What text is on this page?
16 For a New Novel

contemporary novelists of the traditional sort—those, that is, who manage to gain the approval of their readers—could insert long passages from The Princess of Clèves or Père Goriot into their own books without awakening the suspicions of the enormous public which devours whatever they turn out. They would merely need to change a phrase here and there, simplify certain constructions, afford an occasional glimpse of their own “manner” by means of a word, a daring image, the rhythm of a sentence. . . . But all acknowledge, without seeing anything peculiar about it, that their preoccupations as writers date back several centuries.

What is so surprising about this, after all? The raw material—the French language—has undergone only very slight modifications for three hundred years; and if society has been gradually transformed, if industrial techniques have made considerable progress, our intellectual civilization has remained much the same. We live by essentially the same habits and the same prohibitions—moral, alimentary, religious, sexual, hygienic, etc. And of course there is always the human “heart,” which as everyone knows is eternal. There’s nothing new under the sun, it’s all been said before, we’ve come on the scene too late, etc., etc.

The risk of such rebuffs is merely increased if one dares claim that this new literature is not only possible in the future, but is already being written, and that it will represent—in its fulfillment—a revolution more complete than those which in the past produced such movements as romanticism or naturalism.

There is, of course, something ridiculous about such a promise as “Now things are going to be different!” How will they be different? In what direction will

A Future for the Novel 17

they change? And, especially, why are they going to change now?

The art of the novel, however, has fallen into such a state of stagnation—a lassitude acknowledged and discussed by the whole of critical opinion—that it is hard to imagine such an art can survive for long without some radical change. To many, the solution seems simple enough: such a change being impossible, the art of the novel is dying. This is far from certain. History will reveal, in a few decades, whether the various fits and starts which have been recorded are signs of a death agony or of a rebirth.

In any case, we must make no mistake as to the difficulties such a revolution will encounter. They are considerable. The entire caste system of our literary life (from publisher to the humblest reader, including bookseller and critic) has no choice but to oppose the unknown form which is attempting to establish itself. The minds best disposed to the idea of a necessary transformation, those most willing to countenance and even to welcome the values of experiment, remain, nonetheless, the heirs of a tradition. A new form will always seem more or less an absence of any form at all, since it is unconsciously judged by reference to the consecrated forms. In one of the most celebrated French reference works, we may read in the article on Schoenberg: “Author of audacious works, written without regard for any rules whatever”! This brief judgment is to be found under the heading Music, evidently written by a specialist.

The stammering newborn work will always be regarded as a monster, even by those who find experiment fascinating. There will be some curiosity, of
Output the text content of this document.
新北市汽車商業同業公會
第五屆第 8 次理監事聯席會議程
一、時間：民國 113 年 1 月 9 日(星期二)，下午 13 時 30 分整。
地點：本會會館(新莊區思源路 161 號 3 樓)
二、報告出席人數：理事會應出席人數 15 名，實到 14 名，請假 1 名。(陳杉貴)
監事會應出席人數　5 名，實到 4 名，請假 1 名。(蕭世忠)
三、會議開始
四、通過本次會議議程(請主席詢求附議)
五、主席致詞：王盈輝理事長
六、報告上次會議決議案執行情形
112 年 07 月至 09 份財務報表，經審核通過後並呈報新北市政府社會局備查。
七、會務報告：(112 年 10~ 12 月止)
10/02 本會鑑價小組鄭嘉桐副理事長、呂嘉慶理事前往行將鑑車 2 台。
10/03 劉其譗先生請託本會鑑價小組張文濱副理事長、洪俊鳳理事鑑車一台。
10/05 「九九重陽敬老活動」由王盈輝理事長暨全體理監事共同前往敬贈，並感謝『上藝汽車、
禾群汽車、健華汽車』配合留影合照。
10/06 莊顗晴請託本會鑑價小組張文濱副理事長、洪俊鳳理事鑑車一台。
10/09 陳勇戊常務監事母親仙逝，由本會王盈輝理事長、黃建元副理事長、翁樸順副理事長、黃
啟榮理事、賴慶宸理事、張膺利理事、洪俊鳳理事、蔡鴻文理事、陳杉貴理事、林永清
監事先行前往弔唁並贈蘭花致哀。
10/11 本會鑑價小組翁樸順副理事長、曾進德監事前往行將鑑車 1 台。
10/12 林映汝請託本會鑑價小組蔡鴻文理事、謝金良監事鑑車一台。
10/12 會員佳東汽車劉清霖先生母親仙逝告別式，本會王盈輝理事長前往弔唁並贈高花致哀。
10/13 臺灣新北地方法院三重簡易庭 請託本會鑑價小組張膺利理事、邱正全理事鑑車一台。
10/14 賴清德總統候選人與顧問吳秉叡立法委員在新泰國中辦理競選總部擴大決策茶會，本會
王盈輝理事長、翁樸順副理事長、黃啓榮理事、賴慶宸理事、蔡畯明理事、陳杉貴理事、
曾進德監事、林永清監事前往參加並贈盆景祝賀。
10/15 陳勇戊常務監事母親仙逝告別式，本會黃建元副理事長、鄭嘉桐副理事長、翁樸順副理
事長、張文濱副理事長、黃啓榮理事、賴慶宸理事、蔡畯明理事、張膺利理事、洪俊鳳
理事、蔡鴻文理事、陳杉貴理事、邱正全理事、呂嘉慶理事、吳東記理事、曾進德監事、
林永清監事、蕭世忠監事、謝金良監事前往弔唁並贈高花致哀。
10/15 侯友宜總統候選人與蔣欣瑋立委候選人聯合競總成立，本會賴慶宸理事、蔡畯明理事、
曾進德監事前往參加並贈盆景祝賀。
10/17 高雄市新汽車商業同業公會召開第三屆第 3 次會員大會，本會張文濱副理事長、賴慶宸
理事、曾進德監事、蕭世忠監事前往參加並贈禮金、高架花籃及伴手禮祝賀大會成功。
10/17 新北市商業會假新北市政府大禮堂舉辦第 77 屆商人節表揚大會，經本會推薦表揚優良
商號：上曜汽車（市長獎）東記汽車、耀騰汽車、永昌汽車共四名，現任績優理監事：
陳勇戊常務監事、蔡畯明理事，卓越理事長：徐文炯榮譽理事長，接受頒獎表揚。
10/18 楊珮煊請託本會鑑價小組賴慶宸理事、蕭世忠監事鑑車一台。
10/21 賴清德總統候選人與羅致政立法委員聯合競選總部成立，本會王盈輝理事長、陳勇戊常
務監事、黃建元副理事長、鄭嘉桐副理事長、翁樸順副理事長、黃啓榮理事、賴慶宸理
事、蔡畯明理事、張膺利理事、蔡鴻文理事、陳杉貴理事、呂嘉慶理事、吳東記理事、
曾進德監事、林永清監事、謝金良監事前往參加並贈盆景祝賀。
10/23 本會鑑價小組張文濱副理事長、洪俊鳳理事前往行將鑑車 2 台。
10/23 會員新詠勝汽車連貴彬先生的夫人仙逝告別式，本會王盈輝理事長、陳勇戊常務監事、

● ● ● ● ●

Copy out each line in the listing that has the word "陳杉貴理事".

啟榮理事、賴慶宸理事、張膺利理事、洪俊鳳理事、蔡鴻文理事、陳杉貴理事、林永清
王盈輝理事長、翁樸順副理事長、黃啓榮理事、賴慶宸理事、蔡畯明理事、陳杉貴理事、
理事、蔡鴻文理事、陳杉貴理事、邱正全理事、呂嘉慶理事、吳東記理事、曾進德監事、
事、蔡畯明理事、張膺利理事、蔡鴻文理事、陳杉貴理事、呂嘉慶理事、吳東記理事、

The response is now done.